### GIVEN REQUEST
Give the number of lines holding the string "Herod" and nothing more.
** Start **
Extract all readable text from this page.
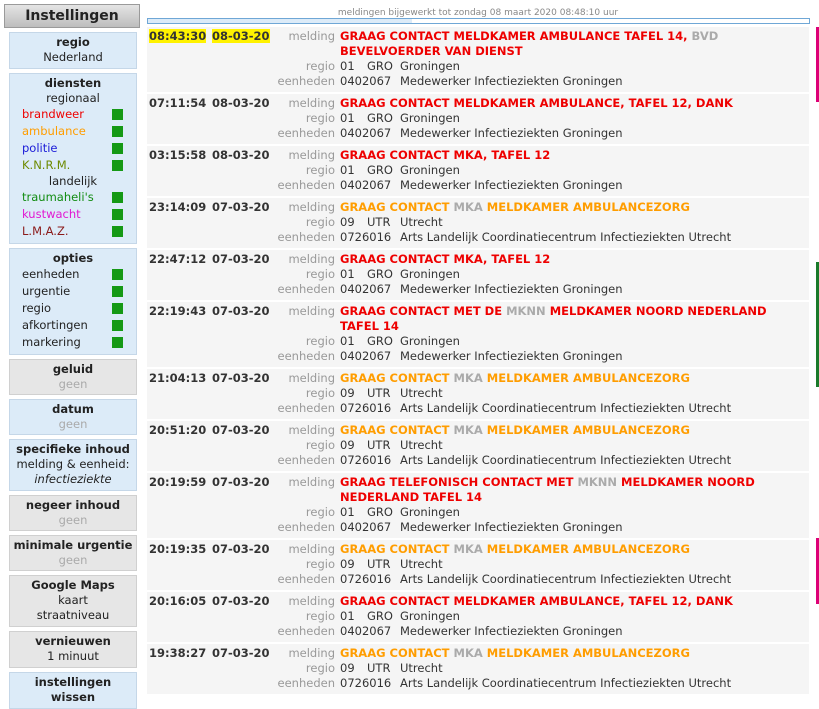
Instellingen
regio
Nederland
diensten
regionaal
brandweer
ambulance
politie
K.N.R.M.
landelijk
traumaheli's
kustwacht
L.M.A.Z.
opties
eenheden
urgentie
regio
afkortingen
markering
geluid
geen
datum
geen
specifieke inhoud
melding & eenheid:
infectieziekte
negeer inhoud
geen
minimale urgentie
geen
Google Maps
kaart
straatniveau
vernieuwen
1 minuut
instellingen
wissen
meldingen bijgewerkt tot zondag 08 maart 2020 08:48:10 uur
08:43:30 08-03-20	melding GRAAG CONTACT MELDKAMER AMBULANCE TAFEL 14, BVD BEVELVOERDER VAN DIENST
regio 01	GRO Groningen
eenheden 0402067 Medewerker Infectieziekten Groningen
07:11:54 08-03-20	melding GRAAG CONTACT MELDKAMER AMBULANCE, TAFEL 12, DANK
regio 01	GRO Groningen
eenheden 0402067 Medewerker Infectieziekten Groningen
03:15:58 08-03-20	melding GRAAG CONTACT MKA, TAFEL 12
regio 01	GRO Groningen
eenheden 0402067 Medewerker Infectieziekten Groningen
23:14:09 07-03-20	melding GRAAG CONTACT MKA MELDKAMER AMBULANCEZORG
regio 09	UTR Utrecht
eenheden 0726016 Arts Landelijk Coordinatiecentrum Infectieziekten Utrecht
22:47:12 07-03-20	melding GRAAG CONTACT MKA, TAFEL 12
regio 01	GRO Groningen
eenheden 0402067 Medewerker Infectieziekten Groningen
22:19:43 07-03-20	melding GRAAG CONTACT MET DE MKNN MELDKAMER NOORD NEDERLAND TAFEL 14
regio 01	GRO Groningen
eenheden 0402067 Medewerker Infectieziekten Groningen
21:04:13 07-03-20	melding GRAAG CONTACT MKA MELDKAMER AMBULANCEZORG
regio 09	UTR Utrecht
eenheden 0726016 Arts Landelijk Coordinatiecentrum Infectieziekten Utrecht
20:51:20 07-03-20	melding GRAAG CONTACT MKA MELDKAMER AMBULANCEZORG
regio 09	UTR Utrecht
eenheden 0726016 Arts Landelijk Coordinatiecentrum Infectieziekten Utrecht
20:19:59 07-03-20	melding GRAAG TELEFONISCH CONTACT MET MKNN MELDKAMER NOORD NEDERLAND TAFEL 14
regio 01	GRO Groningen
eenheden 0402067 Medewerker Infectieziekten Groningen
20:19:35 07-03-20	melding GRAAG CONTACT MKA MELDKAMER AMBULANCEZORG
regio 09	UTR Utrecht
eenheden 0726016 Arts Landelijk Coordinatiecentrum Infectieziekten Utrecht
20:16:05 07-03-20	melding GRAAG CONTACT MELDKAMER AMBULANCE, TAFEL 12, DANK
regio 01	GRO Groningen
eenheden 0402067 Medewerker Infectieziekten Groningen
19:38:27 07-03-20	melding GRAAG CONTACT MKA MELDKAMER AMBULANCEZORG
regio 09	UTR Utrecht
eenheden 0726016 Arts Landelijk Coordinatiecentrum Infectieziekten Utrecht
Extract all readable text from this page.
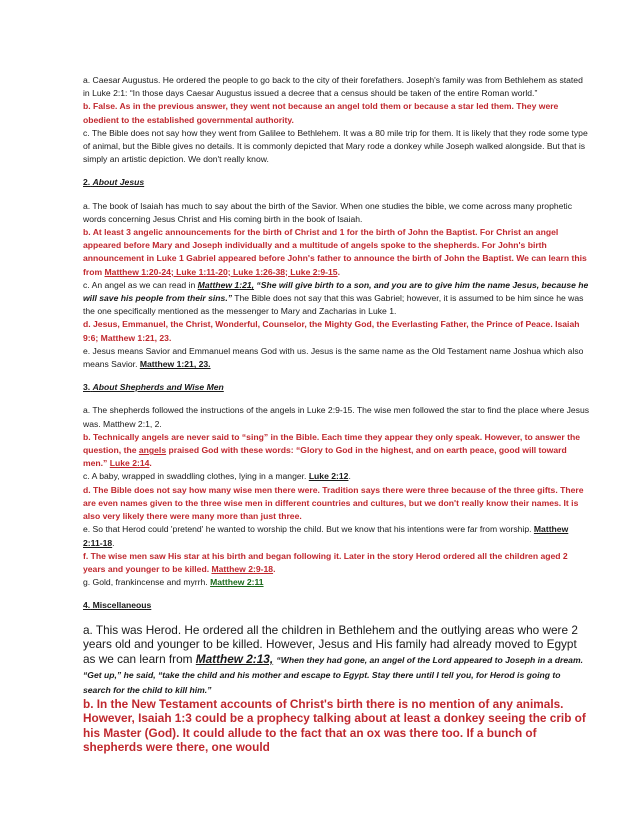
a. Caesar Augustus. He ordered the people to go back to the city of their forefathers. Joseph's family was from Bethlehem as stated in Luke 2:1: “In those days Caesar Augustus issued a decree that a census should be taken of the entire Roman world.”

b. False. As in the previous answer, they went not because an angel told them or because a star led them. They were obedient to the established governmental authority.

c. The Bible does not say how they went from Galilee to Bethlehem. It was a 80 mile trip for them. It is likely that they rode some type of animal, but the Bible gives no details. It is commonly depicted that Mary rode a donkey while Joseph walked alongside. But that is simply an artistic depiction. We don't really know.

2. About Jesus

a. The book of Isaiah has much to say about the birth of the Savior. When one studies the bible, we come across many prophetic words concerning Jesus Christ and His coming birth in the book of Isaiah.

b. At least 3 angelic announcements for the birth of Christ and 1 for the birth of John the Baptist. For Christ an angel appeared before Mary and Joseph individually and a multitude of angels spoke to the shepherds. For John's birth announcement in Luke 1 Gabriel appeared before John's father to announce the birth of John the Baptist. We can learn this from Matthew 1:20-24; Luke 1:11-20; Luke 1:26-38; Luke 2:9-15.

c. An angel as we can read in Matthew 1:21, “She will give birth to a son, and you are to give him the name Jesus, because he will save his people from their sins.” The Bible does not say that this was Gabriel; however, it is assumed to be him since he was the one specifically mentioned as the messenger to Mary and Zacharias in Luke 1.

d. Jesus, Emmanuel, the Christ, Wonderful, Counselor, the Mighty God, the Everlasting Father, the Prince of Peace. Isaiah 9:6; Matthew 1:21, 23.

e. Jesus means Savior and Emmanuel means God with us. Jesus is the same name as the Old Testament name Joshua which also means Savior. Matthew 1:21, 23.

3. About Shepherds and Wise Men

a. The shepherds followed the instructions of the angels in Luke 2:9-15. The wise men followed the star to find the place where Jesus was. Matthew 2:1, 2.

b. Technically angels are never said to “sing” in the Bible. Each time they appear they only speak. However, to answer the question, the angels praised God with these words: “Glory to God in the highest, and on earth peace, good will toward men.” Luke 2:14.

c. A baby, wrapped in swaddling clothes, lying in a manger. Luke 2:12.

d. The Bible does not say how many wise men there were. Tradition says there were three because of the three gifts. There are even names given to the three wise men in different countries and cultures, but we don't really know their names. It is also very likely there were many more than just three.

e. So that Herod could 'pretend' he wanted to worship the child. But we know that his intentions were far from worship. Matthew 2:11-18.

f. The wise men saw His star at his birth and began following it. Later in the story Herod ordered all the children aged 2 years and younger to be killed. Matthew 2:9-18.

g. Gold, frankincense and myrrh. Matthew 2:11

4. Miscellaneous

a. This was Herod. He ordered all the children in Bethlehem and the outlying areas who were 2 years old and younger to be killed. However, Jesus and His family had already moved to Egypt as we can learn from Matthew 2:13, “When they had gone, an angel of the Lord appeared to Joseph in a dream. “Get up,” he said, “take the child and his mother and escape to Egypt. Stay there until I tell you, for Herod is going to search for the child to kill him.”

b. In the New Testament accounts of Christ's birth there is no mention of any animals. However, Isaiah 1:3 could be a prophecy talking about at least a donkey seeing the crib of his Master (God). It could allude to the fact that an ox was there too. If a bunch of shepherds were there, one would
** End **
### FINAL RESULT
3